* **WHAT TO DO**
Work out the number of lines containing "tige". Give that number alone.

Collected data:
↓
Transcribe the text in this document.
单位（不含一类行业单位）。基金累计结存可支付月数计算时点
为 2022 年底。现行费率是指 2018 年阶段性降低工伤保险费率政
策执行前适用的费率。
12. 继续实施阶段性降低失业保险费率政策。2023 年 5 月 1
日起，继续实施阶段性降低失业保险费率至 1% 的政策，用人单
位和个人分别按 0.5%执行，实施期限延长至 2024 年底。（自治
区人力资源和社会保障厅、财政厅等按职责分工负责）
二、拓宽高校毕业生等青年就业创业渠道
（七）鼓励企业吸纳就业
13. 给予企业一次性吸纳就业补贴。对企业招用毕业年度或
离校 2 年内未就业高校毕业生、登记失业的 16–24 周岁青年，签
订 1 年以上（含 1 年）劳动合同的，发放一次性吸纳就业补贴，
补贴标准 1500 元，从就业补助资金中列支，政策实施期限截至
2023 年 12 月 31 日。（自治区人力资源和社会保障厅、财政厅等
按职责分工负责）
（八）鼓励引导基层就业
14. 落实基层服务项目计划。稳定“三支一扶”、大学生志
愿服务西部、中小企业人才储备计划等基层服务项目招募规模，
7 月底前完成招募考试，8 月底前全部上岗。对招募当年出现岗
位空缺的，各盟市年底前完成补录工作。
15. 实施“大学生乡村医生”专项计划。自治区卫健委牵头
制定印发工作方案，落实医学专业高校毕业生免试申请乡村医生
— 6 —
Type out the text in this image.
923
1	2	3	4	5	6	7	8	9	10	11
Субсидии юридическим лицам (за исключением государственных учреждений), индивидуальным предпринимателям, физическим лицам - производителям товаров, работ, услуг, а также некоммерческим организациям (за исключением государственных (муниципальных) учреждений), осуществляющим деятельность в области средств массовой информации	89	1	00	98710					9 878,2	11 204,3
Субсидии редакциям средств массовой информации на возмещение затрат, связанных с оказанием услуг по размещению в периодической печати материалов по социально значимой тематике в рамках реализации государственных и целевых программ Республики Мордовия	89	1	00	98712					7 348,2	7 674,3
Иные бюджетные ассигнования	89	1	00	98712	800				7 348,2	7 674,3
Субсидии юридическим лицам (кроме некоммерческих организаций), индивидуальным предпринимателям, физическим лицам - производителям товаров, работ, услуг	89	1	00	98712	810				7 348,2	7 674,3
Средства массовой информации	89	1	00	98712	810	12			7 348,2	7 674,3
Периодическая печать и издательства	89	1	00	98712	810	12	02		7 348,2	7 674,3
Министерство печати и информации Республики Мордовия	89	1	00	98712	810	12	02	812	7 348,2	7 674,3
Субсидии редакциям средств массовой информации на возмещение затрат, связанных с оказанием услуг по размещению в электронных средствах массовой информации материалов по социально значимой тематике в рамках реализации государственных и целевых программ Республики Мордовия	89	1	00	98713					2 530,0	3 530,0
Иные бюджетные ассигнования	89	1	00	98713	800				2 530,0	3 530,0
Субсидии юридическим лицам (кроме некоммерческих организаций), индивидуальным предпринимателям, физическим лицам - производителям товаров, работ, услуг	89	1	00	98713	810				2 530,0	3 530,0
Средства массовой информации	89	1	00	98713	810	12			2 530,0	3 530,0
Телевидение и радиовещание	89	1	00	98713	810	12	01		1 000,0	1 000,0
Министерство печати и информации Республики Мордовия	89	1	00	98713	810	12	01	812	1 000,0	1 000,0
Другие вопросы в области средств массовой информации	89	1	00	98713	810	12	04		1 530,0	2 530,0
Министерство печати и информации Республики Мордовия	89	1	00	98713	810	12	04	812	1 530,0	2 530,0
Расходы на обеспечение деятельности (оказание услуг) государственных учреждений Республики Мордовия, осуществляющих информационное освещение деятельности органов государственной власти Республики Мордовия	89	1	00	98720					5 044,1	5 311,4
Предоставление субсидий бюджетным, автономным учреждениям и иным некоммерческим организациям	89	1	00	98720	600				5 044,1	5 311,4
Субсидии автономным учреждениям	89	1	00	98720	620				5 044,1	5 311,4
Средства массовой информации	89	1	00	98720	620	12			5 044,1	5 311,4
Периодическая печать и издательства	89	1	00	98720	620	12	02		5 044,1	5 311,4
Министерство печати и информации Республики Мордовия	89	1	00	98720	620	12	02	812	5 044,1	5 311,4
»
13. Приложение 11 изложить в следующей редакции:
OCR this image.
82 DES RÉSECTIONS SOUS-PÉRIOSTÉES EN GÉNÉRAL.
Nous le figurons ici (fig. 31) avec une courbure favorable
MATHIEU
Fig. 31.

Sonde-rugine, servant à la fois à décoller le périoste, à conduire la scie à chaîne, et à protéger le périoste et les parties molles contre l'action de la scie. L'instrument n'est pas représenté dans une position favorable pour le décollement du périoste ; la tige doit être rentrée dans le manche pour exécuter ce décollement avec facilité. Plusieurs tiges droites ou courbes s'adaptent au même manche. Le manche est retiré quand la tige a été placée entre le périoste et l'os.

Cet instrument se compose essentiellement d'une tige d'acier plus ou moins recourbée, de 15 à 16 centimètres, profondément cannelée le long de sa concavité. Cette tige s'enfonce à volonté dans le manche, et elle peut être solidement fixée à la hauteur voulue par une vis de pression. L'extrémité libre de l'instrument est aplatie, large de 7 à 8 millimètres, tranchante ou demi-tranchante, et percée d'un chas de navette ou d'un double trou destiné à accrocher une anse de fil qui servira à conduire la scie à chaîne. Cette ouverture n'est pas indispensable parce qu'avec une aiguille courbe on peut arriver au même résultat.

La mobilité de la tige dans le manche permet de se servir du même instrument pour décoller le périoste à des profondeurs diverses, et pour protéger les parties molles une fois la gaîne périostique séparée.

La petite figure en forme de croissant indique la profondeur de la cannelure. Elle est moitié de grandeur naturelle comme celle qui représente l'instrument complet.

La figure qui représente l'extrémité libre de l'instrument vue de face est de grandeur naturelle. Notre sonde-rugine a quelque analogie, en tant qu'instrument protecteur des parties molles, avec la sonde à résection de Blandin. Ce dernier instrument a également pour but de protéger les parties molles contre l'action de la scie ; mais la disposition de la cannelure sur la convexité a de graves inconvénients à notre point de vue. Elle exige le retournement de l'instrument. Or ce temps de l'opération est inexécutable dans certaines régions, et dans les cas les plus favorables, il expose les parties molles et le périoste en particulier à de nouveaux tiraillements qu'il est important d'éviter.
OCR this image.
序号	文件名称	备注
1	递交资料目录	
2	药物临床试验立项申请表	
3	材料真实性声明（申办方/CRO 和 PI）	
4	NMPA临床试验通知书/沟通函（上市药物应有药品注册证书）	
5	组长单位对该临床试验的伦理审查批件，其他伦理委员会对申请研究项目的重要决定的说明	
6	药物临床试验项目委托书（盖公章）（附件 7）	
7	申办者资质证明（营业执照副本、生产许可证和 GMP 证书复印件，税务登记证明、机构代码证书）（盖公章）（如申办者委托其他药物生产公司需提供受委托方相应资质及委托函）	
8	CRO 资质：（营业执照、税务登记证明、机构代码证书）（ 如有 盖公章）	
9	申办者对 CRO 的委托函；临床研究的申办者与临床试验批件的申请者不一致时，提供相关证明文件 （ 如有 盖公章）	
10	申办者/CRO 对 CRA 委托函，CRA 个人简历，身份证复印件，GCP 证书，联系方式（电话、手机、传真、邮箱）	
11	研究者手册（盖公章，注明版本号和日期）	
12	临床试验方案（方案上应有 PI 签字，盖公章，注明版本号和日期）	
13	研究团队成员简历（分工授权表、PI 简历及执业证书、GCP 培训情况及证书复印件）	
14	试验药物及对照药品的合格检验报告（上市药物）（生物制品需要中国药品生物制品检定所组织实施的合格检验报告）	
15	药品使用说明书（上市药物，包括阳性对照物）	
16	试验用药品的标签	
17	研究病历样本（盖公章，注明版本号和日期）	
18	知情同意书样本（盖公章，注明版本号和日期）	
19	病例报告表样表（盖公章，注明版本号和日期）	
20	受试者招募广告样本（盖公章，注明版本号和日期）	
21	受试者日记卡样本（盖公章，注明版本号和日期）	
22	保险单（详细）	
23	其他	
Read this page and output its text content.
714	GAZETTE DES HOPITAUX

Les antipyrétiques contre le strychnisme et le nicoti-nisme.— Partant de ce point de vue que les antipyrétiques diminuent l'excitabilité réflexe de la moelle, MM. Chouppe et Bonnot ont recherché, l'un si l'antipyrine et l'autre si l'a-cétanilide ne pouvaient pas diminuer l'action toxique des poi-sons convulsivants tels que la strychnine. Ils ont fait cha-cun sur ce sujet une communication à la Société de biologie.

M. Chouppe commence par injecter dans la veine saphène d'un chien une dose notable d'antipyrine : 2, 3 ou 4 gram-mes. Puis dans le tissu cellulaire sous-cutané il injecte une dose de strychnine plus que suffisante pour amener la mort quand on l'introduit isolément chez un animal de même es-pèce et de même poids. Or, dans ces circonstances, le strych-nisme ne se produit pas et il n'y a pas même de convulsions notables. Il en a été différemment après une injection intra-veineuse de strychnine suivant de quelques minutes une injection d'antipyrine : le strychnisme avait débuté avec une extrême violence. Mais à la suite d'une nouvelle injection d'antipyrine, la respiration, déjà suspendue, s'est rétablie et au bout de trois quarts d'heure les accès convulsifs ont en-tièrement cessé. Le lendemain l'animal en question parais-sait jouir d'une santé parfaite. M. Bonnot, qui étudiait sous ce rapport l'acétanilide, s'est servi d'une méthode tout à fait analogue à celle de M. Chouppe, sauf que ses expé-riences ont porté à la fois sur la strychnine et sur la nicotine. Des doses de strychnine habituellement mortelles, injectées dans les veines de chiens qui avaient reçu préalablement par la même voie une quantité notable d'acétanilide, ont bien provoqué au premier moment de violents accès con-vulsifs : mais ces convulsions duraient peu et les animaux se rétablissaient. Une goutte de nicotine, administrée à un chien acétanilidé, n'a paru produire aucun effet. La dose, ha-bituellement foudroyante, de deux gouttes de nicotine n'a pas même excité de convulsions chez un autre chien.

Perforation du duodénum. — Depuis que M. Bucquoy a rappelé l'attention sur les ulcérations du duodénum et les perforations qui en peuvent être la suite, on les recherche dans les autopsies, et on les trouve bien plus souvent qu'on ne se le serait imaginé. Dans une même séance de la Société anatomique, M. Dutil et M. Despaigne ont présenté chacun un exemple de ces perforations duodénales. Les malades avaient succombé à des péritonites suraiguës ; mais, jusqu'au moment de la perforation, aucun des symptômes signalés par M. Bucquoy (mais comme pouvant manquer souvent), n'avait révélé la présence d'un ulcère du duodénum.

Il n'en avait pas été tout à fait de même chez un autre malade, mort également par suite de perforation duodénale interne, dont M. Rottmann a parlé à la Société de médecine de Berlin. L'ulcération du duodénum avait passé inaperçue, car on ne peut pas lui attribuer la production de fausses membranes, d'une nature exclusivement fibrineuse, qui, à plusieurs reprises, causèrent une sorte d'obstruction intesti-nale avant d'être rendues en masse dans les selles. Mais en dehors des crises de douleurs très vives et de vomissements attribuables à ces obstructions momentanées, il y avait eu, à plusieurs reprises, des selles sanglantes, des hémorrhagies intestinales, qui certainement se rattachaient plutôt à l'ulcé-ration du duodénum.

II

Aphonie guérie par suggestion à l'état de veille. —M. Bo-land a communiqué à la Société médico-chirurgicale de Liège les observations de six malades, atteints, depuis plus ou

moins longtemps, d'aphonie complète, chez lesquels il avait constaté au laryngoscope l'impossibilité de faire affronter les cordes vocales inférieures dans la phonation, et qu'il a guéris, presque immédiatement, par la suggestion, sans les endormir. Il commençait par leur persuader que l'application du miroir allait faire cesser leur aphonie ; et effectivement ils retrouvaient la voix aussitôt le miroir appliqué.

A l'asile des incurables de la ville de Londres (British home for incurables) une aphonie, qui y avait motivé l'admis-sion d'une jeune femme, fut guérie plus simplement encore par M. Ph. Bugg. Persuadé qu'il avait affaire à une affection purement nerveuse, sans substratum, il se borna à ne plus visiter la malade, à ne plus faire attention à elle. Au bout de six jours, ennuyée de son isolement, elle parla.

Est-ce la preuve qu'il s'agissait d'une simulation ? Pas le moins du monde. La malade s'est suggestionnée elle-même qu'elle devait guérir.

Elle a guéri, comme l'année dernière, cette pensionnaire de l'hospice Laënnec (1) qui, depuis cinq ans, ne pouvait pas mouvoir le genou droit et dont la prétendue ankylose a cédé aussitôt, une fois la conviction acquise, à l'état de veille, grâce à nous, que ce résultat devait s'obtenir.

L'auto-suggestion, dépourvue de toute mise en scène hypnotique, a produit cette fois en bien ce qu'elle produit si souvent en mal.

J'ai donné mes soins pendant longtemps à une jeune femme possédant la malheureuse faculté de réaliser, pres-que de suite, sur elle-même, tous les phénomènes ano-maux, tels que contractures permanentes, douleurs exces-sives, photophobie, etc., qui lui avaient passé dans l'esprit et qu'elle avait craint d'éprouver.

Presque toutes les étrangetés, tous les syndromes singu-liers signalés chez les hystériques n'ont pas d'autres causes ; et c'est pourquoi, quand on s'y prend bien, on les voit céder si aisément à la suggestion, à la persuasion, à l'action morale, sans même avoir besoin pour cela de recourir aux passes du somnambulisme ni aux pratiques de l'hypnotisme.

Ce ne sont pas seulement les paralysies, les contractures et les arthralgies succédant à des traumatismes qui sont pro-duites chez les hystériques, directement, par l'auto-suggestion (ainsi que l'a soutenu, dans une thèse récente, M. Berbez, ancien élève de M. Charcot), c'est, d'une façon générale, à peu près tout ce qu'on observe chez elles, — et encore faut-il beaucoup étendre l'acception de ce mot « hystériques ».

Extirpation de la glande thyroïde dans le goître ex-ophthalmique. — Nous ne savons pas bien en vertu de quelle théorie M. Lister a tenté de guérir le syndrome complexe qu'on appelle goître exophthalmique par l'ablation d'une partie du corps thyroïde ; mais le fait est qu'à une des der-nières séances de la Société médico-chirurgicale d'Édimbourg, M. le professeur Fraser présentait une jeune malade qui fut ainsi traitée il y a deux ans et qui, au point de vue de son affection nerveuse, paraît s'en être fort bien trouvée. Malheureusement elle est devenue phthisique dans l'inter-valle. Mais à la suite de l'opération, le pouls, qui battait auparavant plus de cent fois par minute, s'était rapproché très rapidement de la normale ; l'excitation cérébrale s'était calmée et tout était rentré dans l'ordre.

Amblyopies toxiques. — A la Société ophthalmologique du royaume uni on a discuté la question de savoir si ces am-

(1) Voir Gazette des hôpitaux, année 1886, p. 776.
↑
* **SOLVED EXERCISE**
3